- [PROVIDED DATA]
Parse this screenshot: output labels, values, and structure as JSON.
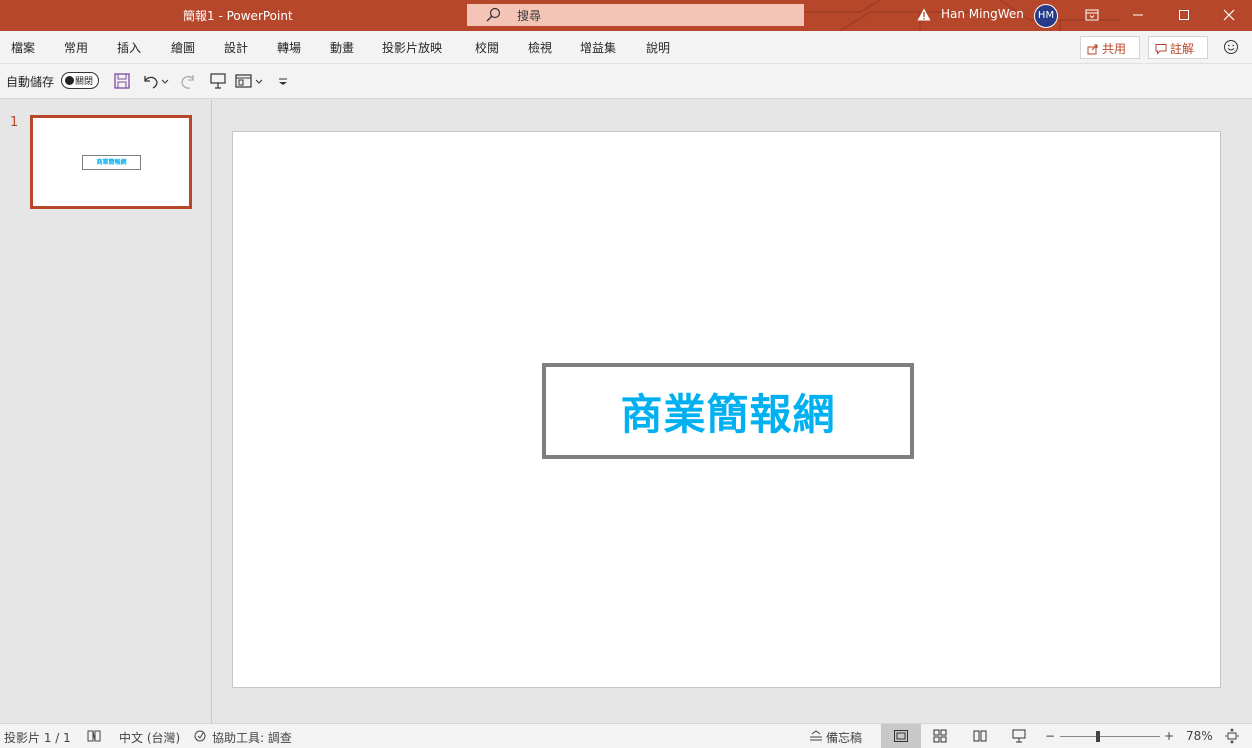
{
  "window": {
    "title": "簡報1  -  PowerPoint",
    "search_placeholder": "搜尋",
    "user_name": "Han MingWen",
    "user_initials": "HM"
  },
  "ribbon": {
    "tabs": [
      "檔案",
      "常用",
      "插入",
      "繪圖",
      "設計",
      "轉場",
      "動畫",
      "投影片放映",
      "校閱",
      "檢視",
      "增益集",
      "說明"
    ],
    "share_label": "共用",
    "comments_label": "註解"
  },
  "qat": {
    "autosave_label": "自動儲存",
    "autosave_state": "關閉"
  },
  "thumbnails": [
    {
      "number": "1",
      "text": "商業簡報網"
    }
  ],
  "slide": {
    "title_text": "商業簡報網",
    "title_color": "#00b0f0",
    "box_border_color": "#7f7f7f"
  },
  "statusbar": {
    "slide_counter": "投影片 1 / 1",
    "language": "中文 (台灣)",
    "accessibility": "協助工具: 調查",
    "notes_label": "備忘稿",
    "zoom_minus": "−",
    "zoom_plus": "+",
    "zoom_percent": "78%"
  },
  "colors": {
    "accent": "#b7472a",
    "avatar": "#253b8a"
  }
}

- [PROBLEM] Omit any images, then output the listing exactly.

- [RESPONSE FOR THIS EXERCISE]
Parse this screenshot: output labels, values, and structure as JSON.
{
  "window": {
    "title": "簡報1  -  PowerPoint",
    "search_placeholder": "搜尋",
    "user_name": "Han MingWen",
    "user_initials": "HM"
  },
  "ribbon": {
    "tabs": [
      "檔案",
      "常用",
      "插入",
      "繪圖",
      "設計",
      "轉場",
      "動畫",
      "投影片放映",
      "校閱",
      "檢視",
      "增益集",
      "說明"
    ],
    "share_label": "共用",
    "comments_label": "註解"
  },
  "qat": {
    "autosave_label": "自動儲存",
    "autosave_state": "關閉"
  },
  "thumbnails": [
    {
      "number": "1",
      "text": "商業簡報網"
    }
  ],
  "slide": {
    "title_text": "商業簡報網",
    "title_color": "#00b0f0",
    "box_border_color": "#7f7f7f"
  },
  "statusbar": {
    "slide_counter": "投影片 1 / 1",
    "language": "中文 (台灣)",
    "accessibility": "協助工具: 調查",
    "notes_label": "備忘稿",
    "zoom_minus": "−",
    "zoom_plus": "+",
    "zoom_percent": "78%"
  },
  "colors": {
    "accent": "#b7472a",
    "avatar": "#253b8a"
  }
}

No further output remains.